Records →
# # #
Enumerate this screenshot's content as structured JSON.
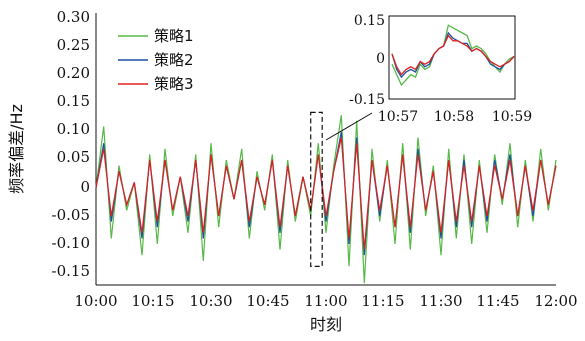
{
  "chart_data": [
    {
      "type": "line",
      "xlabel": "时刻",
      "ylabel": "频率偏差/Hz",
      "x_ticks": [
        "10:00",
        "10:15",
        "10:30",
        "10:45",
        "11:00",
        "11:15",
        "11:30",
        "11:45",
        "12:00"
      ],
      "y_ticks": [
        "0.30",
        "0.25",
        "0.20",
        "0.15",
        "0.10",
        "0.05",
        "0",
        "-0.05",
        "-0.10",
        "-0.15"
      ],
      "xlim": [
        "10:00",
        "12:00"
      ],
      "ylim": [
        -0.18,
        0.3
      ],
      "grid": false,
      "legend": "top-left",
      "highlight_box": {
        "x": [
          "10:56",
          "10:59"
        ],
        "y": [
          -0.14,
          0.135
        ]
      },
      "series": [
        {
          "name": "策略1",
          "color": "#56b947",
          "values": [
            0,
            0.11,
            -0.09,
            0.04,
            -0.04,
            0.01,
            -0.12,
            0.06,
            -0.1,
            0.07,
            -0.05,
            0.02,
            -0.08,
            0.06,
            -0.13,
            0.08,
            -0.07,
            0.05,
            -0.02,
            0.07,
            -0.09,
            0.03,
            -0.04,
            0.06,
            -0.11,
            0.05,
            -0.06,
            0.02,
            -0.05,
            0.08,
            -0.08,
            0.04,
            0.13,
            -0.14,
            0.12,
            -0.17,
            0.07,
            -0.06,
            0.05,
            -0.1,
            0.08,
            -0.11,
            0.09,
            -0.05,
            0.04,
            -0.12,
            0.07,
            -0.09,
            0.06,
            -0.1,
            0.05,
            -0.08,
            0.06,
            -0.03,
            0.08,
            -0.07,
            0.05,
            -0.06,
            0.07,
            -0.04,
            0.05
          ]
        },
        {
          "name": "策略2",
          "color": "#1f4fa0",
          "values": [
            0,
            0.08,
            -0.06,
            0.03,
            -0.03,
            0.01,
            -0.09,
            0.05,
            -0.07,
            0.05,
            -0.04,
            0.02,
            -0.06,
            0.05,
            -0.09,
            0.06,
            -0.05,
            0.04,
            -0.02,
            0.05,
            -0.07,
            0.02,
            -0.03,
            0.05,
            -0.08,
            0.04,
            -0.05,
            0.02,
            -0.04,
            0.06,
            -0.06,
            0.03,
            0.1,
            -0.1,
            0.09,
            -0.12,
            0.05,
            -0.05,
            0.04,
            -0.07,
            0.06,
            -0.08,
            0.07,
            -0.04,
            0.03,
            -0.09,
            0.05,
            -0.07,
            0.05,
            -0.07,
            0.04,
            -0.06,
            0.05,
            -0.02,
            0.06,
            -0.05,
            0.04,
            -0.05,
            0.05,
            -0.03,
            0.04
          ]
        },
        {
          "name": "策略3",
          "color": "#e02020",
          "values": [
            0,
            0.07,
            -0.05,
            0.03,
            -0.03,
            0.01,
            -0.08,
            0.05,
            -0.06,
            0.05,
            -0.04,
            0.02,
            -0.05,
            0.05,
            -0.08,
            0.06,
            -0.05,
            0.04,
            -0.02,
            0.05,
            -0.06,
            0.02,
            -0.03,
            0.05,
            -0.07,
            0.04,
            -0.05,
            0.02,
            -0.04,
            0.06,
            -0.05,
            0.03,
            0.09,
            -0.09,
            0.08,
            -0.11,
            0.05,
            -0.04,
            0.04,
            -0.07,
            0.06,
            -0.07,
            0.06,
            -0.04,
            0.03,
            -0.08,
            0.05,
            -0.06,
            0.04,
            -0.06,
            0.04,
            -0.05,
            0.04,
            -0.02,
            0.05,
            -0.05,
            0.04,
            -0.04,
            0.05,
            -0.03,
            0.04
          ]
        }
      ]
    },
    {
      "type": "line",
      "x_ticks": [
        "10:57",
        "10:58",
        "10:59"
      ],
      "y_ticks": [
        "0.15",
        "0",
        "-0.15"
      ],
      "ylim": [
        -0.15,
        0.15
      ],
      "grid": false,
      "series": [
        {
          "name": "策略1",
          "color": "#56b947",
          "values": [
            -0.02,
            -0.06,
            -0.1,
            -0.08,
            -0.06,
            -0.07,
            -0.02,
            -0.04,
            -0.03,
            0.02,
            0.04,
            0.05,
            0.13,
            0.12,
            0.11,
            0.1,
            0.09,
            0.04,
            0.05,
            0.04,
            0.02,
            -0.01,
            -0.03,
            -0.05,
            -0.02,
            0.0,
            0.01
          ]
        },
        {
          "name": "策略2",
          "color": "#1f4fa0",
          "values": [
            0.02,
            -0.04,
            -0.07,
            -0.05,
            -0.04,
            -0.05,
            -0.01,
            -0.03,
            -0.02,
            0.02,
            0.04,
            0.05,
            0.1,
            0.08,
            0.07,
            0.06,
            0.06,
            0.03,
            0.04,
            0.03,
            0.01,
            -0.02,
            -0.03,
            -0.04,
            -0.02,
            -0.01,
            0.01
          ]
        },
        {
          "name": "策略3",
          "color": "#e02020",
          "values": [
            0.02,
            -0.03,
            -0.06,
            -0.04,
            -0.03,
            -0.04,
            -0.01,
            -0.02,
            -0.01,
            0.02,
            0.04,
            0.05,
            0.09,
            0.07,
            0.07,
            0.06,
            0.05,
            0.03,
            0.04,
            0.03,
            0.01,
            -0.01,
            -0.02,
            -0.03,
            -0.02,
            -0.01,
            0.01
          ]
        }
      ]
    }
  ]
}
# # #
What is expected → Repeat the records word for word. Any picture in them should be left out.

Output →
Enumerate this screenshot's content as structured JSON.
{
  "chart_data": [
    {
      "type": "line",
      "xlabel": "时刻",
      "ylabel": "频率偏差/Hz",
      "x_ticks": [
        "10:00",
        "10:15",
        "10:30",
        "10:45",
        "11:00",
        "11:15",
        "11:30",
        "11:45",
        "12:00"
      ],
      "y_ticks": [
        "0.30",
        "0.25",
        "0.20",
        "0.15",
        "0.10",
        "0.05",
        "0",
        "-0.05",
        "-0.10",
        "-0.15"
      ],
      "xlim": [
        "10:00",
        "12:00"
      ],
      "ylim": [
        -0.18,
        0.3
      ],
      "grid": false,
      "legend": "top-left",
      "highlight_box": {
        "x": [
          "10:56",
          "10:59"
        ],
        "y": [
          -0.14,
          0.135
        ]
      },
      "series": [
        {
          "name": "策略1",
          "color": "#56b947",
          "values": [
            0,
            0.11,
            -0.09,
            0.04,
            -0.04,
            0.01,
            -0.12,
            0.06,
            -0.1,
            0.07,
            -0.05,
            0.02,
            -0.08,
            0.06,
            -0.13,
            0.08,
            -0.07,
            0.05,
            -0.02,
            0.07,
            -0.09,
            0.03,
            -0.04,
            0.06,
            -0.11,
            0.05,
            -0.06,
            0.02,
            -0.05,
            0.08,
            -0.08,
            0.04,
            0.13,
            -0.14,
            0.12,
            -0.17,
            0.07,
            -0.06,
            0.05,
            -0.1,
            0.08,
            -0.11,
            0.09,
            -0.05,
            0.04,
            -0.12,
            0.07,
            -0.09,
            0.06,
            -0.1,
            0.05,
            -0.08,
            0.06,
            -0.03,
            0.08,
            -0.07,
            0.05,
            -0.06,
            0.07,
            -0.04,
            0.05
          ]
        },
        {
          "name": "策略2",
          "color": "#1f4fa0",
          "values": [
            0,
            0.08,
            -0.06,
            0.03,
            -0.03,
            0.01,
            -0.09,
            0.05,
            -0.07,
            0.05,
            -0.04,
            0.02,
            -0.06,
            0.05,
            -0.09,
            0.06,
            -0.05,
            0.04,
            -0.02,
            0.05,
            -0.07,
            0.02,
            -0.03,
            0.05,
            -0.08,
            0.04,
            -0.05,
            0.02,
            -0.04,
            0.06,
            -0.06,
            0.03,
            0.1,
            -0.1,
            0.09,
            -0.12,
            0.05,
            -0.05,
            0.04,
            -0.07,
            0.06,
            -0.08,
            0.07,
            -0.04,
            0.03,
            -0.09,
            0.05,
            -0.07,
            0.05,
            -0.07,
            0.04,
            -0.06,
            0.05,
            -0.02,
            0.06,
            -0.05,
            0.04,
            -0.05,
            0.05,
            -0.03,
            0.04
          ]
        },
        {
          "name": "策略3",
          "color": "#e02020",
          "values": [
            0,
            0.07,
            -0.05,
            0.03,
            -0.03,
            0.01,
            -0.08,
            0.05,
            -0.06,
            0.05,
            -0.04,
            0.02,
            -0.05,
            0.05,
            -0.08,
            0.06,
            -0.05,
            0.04,
            -0.02,
            0.05,
            -0.06,
            0.02,
            -0.03,
            0.05,
            -0.07,
            0.04,
            -0.05,
            0.02,
            -0.04,
            0.06,
            -0.05,
            0.03,
            0.09,
            -0.09,
            0.08,
            -0.11,
            0.05,
            -0.04,
            0.04,
            -0.07,
            0.06,
            -0.07,
            0.06,
            -0.04,
            0.03,
            -0.08,
            0.05,
            -0.06,
            0.04,
            -0.06,
            0.04,
            -0.05,
            0.04,
            -0.02,
            0.05,
            -0.05,
            0.04,
            -0.04,
            0.05,
            -0.03,
            0.04
          ]
        }
      ]
    },
    {
      "type": "line",
      "x_ticks": [
        "10:57",
        "10:58",
        "10:59"
      ],
      "y_ticks": [
        "0.15",
        "0",
        "-0.15"
      ],
      "ylim": [
        -0.15,
        0.15
      ],
      "grid": false,
      "series": [
        {
          "name": "策略1",
          "color": "#56b947",
          "values": [
            -0.02,
            -0.06,
            -0.1,
            -0.08,
            -0.06,
            -0.07,
            -0.02,
            -0.04,
            -0.03,
            0.02,
            0.04,
            0.05,
            0.13,
            0.12,
            0.11,
            0.1,
            0.09,
            0.04,
            0.05,
            0.04,
            0.02,
            -0.01,
            -0.03,
            -0.05,
            -0.02,
            0.0,
            0.01
          ]
        },
        {
          "name": "策略2",
          "color": "#1f4fa0",
          "values": [
            0.02,
            -0.04,
            -0.07,
            -0.05,
            -0.04,
            -0.05,
            -0.01,
            -0.03,
            -0.02,
            0.02,
            0.04,
            0.05,
            0.1,
            0.08,
            0.07,
            0.06,
            0.06,
            0.03,
            0.04,
            0.03,
            0.01,
            -0.02,
            -0.03,
            -0.04,
            -0.02,
            -0.01,
            0.01
          ]
        },
        {
          "name": "策略3",
          "color": "#e02020",
          "values": [
            0.02,
            -0.03,
            -0.06,
            -0.04,
            -0.03,
            -0.04,
            -0.01,
            -0.02,
            -0.01,
            0.02,
            0.04,
            0.05,
            0.09,
            0.07,
            0.07,
            0.06,
            0.05,
            0.03,
            0.04,
            0.03,
            0.01,
            -0.01,
            -0.02,
            -0.03,
            -0.02,
            -0.01,
            0.01
          ]
        }
      ]
    }
  ]
}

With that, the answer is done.